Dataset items
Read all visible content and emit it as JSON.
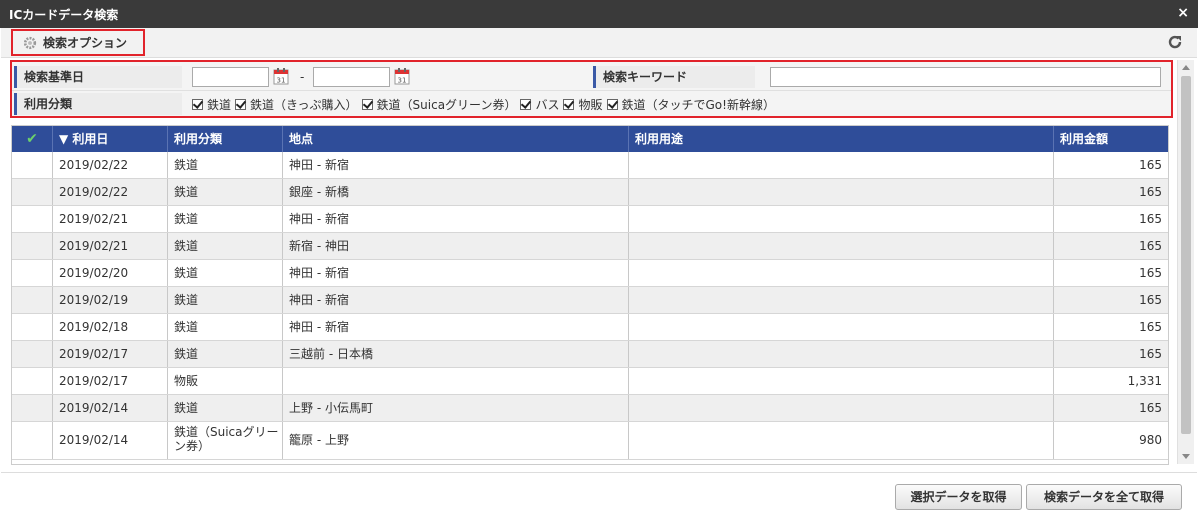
{
  "window": {
    "title": "ICカードデータ検索",
    "close": "×"
  },
  "options": {
    "label": "検索オプション"
  },
  "search": {
    "base_date_label": "検索基準日",
    "date_separator": "-",
    "keyword_label": "検索キーワード",
    "category_label": "利用分類",
    "categories": [
      "鉄道",
      "鉄道（きっぷ購入）",
      "鉄道（Suicaグリーン券）",
      "バス",
      "物販",
      "鉄道（タッチでGo!新幹線）"
    ]
  },
  "grid": {
    "headers": {
      "date": "▼ 利用日",
      "category": "利用分類",
      "location": "地点",
      "purpose": "利用用途",
      "amount": "利用金額"
    },
    "rows": [
      {
        "date": "2019/02/22",
        "category": "鉄道",
        "location": "神田 - 新宿",
        "purpose": "",
        "amount": "165"
      },
      {
        "date": "2019/02/22",
        "category": "鉄道",
        "location": "銀座 - 新橋",
        "purpose": "",
        "amount": "165"
      },
      {
        "date": "2019/02/21",
        "category": "鉄道",
        "location": "神田 - 新宿",
        "purpose": "",
        "amount": "165"
      },
      {
        "date": "2019/02/21",
        "category": "鉄道",
        "location": "新宿 - 神田",
        "purpose": "",
        "amount": "165"
      },
      {
        "date": "2019/02/20",
        "category": "鉄道",
        "location": "神田 - 新宿",
        "purpose": "",
        "amount": "165"
      },
      {
        "date": "2019/02/19",
        "category": "鉄道",
        "location": "神田 - 新宿",
        "purpose": "",
        "amount": "165"
      },
      {
        "date": "2019/02/18",
        "category": "鉄道",
        "location": "神田 - 新宿",
        "purpose": "",
        "amount": "165"
      },
      {
        "date": "2019/02/17",
        "category": "鉄道",
        "location": "三越前 - 日本橋",
        "purpose": "",
        "amount": "165"
      },
      {
        "date": "2019/02/17",
        "category": "物販",
        "location": "",
        "purpose": "",
        "amount": "1,331"
      },
      {
        "date": "2019/02/14",
        "category": "鉄道",
        "location": "上野 - 小伝馬町",
        "purpose": "",
        "amount": "165"
      },
      {
        "date": "2019/02/14",
        "category": "鉄道（Suicaグリーン券）",
        "location": "籠原 - 上野",
        "purpose": "",
        "amount": "980"
      }
    ]
  },
  "buttons": {
    "get_selected": "選択データを取得",
    "get_all": "検索データを全て取得"
  },
  "colors": {
    "accent": "#2f4d99",
    "highlight": "#e1232b",
    "titlebar": "#3a3a3a"
  }
}
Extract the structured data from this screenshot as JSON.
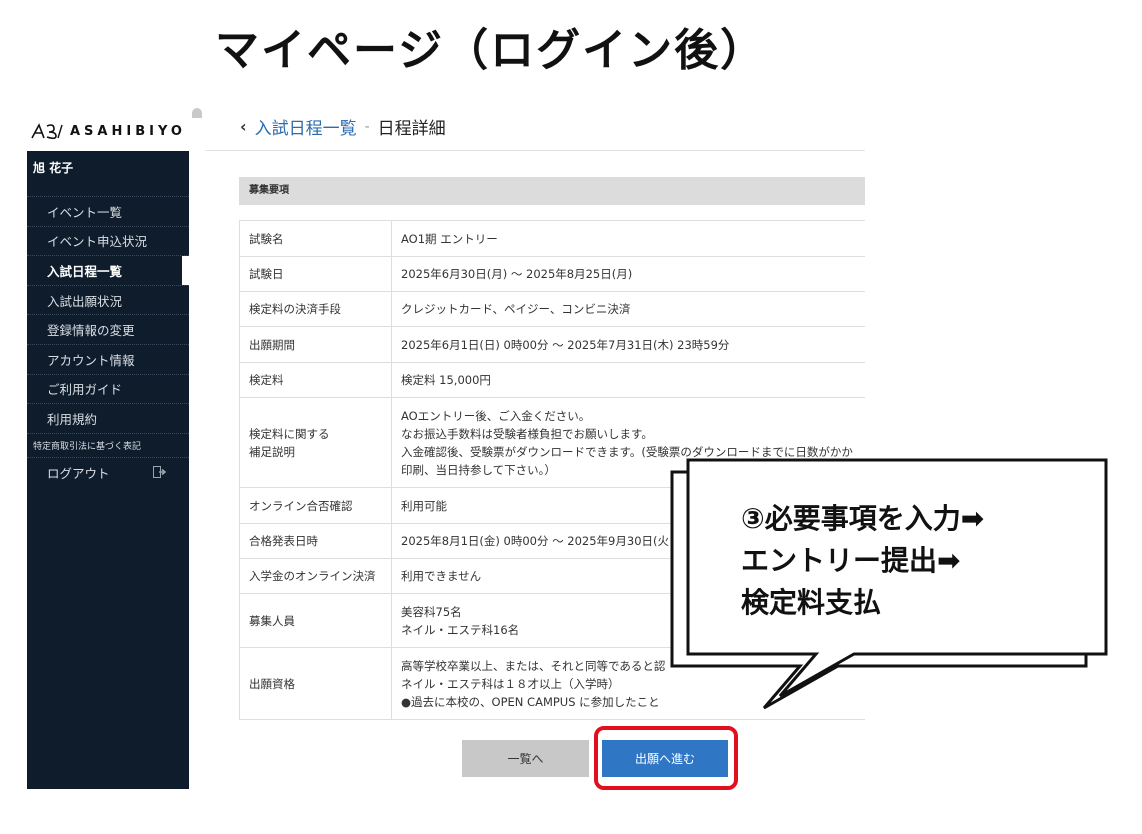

Exercise — Copy each line containing the word "Suicaグリーン券" from the data.

Exercise answer —
      "鉄道（Suicaグリーン券）",
        "category": "鉄道（Suicaグリーン券）",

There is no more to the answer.